Exercise goal:
Your task is to extract every entry that follows word for word while excluding the pictures.

[Figure record listings]
-=-=-
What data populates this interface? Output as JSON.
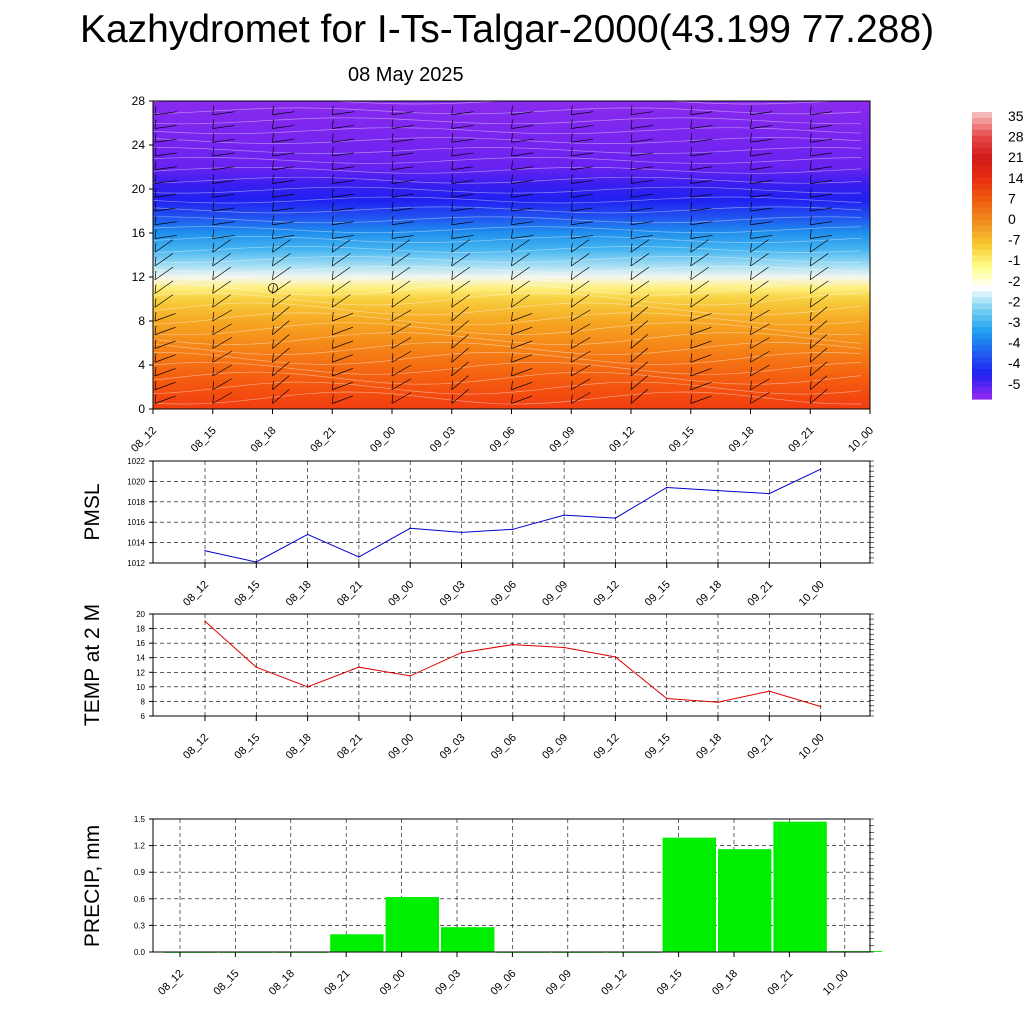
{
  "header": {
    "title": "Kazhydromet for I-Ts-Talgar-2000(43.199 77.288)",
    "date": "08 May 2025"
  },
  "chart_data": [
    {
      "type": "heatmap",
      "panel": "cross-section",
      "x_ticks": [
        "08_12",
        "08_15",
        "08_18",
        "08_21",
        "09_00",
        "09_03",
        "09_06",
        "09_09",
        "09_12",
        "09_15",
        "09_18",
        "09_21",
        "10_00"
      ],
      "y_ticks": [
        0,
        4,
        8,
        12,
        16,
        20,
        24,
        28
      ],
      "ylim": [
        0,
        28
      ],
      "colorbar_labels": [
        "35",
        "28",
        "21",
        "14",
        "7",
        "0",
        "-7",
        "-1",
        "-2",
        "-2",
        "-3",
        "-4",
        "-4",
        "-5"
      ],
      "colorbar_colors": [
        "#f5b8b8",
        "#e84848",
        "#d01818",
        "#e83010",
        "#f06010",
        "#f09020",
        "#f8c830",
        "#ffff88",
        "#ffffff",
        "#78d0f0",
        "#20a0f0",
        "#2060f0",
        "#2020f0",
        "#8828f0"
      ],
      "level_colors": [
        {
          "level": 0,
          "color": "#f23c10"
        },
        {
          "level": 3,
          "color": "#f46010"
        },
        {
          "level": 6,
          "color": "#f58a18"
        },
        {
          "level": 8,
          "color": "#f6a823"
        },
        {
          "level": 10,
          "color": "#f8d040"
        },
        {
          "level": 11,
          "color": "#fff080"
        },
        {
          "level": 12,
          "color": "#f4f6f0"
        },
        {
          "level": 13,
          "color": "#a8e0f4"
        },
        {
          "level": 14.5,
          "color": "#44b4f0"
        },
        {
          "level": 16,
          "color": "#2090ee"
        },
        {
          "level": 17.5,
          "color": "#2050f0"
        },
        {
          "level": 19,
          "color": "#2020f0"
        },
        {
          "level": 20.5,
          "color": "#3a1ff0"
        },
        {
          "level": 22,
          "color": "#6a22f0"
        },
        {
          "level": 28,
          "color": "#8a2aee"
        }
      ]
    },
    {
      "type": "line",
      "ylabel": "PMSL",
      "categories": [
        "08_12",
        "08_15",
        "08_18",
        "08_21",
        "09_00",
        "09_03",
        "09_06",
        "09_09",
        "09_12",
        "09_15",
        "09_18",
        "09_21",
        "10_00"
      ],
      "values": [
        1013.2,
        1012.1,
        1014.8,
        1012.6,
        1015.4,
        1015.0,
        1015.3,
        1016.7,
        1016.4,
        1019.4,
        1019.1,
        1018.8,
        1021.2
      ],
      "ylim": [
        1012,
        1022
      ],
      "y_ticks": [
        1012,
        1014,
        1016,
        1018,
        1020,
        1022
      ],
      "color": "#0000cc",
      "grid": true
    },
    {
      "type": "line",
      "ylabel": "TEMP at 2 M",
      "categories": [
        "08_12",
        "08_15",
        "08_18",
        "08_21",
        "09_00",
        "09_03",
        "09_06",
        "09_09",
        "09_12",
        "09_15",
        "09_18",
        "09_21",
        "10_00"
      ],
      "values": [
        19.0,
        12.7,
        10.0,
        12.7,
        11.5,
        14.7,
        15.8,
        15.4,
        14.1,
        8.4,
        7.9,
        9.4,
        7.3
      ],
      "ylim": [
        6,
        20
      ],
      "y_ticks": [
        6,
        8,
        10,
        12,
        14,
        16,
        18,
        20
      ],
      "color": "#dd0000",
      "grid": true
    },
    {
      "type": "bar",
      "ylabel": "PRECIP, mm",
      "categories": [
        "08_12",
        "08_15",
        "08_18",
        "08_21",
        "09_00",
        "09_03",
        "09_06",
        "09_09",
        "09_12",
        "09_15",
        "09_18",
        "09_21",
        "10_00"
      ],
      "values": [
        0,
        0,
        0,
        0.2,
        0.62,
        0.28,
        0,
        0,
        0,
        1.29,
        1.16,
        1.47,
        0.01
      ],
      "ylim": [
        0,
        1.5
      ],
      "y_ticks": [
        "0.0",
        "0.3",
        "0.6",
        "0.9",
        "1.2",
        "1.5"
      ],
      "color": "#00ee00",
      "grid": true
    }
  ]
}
-=-=-
Written response:
What data populates this interface? Output as JSON.
{
  "header": {
    "title": "Kazhydromet for I-Ts-Talgar-2000(43.199 77.288)",
    "date": "08 May 2025"
  },
  "chart_data": [
    {
      "type": "heatmap",
      "panel": "cross-section",
      "x_ticks": [
        "08_12",
        "08_15",
        "08_18",
        "08_21",
        "09_00",
        "09_03",
        "09_06",
        "09_09",
        "09_12",
        "09_15",
        "09_18",
        "09_21",
        "10_00"
      ],
      "y_ticks": [
        0,
        4,
        8,
        12,
        16,
        20,
        24,
        28
      ],
      "ylim": [
        0,
        28
      ],
      "colorbar_labels": [
        "35",
        "28",
        "21",
        "14",
        "7",
        "0",
        "-7",
        "-1",
        "-2",
        "-2",
        "-3",
        "-4",
        "-4",
        "-5"
      ],
      "colorbar_colors": [
        "#f5b8b8",
        "#e84848",
        "#d01818",
        "#e83010",
        "#f06010",
        "#f09020",
        "#f8c830",
        "#ffff88",
        "#ffffff",
        "#78d0f0",
        "#20a0f0",
        "#2060f0",
        "#2020f0",
        "#8828f0"
      ],
      "level_colors": [
        {
          "level": 0,
          "color": "#f23c10"
        },
        {
          "level": 3,
          "color": "#f46010"
        },
        {
          "level": 6,
          "color": "#f58a18"
        },
        {
          "level": 8,
          "color": "#f6a823"
        },
        {
          "level": 10,
          "color": "#f8d040"
        },
        {
          "level": 11,
          "color": "#fff080"
        },
        {
          "level": 12,
          "color": "#f4f6f0"
        },
        {
          "level": 13,
          "color": "#a8e0f4"
        },
        {
          "level": 14.5,
          "color": "#44b4f0"
        },
        {
          "level": 16,
          "color": "#2090ee"
        },
        {
          "level": 17.5,
          "color": "#2050f0"
        },
        {
          "level": 19,
          "color": "#2020f0"
        },
        {
          "level": 20.5,
          "color": "#3a1ff0"
        },
        {
          "level": 22,
          "color": "#6a22f0"
        },
        {
          "level": 28,
          "color": "#8a2aee"
        }
      ]
    },
    {
      "type": "line",
      "ylabel": "PMSL",
      "categories": [
        "08_12",
        "08_15",
        "08_18",
        "08_21",
        "09_00",
        "09_03",
        "09_06",
        "09_09",
        "09_12",
        "09_15",
        "09_18",
        "09_21",
        "10_00"
      ],
      "values": [
        1013.2,
        1012.1,
        1014.8,
        1012.6,
        1015.4,
        1015.0,
        1015.3,
        1016.7,
        1016.4,
        1019.4,
        1019.1,
        1018.8,
        1021.2
      ],
      "ylim": [
        1012,
        1022
      ],
      "y_ticks": [
        1012,
        1014,
        1016,
        1018,
        1020,
        1022
      ],
      "color": "#0000cc",
      "grid": true
    },
    {
      "type": "line",
      "ylabel": "TEMP at 2 M",
      "categories": [
        "08_12",
        "08_15",
        "08_18",
        "08_21",
        "09_00",
        "09_03",
        "09_06",
        "09_09",
        "09_12",
        "09_15",
        "09_18",
        "09_21",
        "10_00"
      ],
      "values": [
        19.0,
        12.7,
        10.0,
        12.7,
        11.5,
        14.7,
        15.8,
        15.4,
        14.1,
        8.4,
        7.9,
        9.4,
        7.3
      ],
      "ylim": [
        6,
        20
      ],
      "y_ticks": [
        6,
        8,
        10,
        12,
        14,
        16,
        18,
        20
      ],
      "color": "#dd0000",
      "grid": true
    },
    {
      "type": "bar",
      "ylabel": "PRECIP, mm",
      "categories": [
        "08_12",
        "08_15",
        "08_18",
        "08_21",
        "09_00",
        "09_03",
        "09_06",
        "09_09",
        "09_12",
        "09_15",
        "09_18",
        "09_21",
        "10_00"
      ],
      "values": [
        0,
        0,
        0,
        0.2,
        0.62,
        0.28,
        0,
        0,
        0,
        1.29,
        1.16,
        1.47,
        0.01
      ],
      "ylim": [
        0,
        1.5
      ],
      "y_ticks": [
        "0.0",
        "0.3",
        "0.6",
        "0.9",
        "1.2",
        "1.5"
      ],
      "color": "#00ee00",
      "grid": true
    }
  ]
}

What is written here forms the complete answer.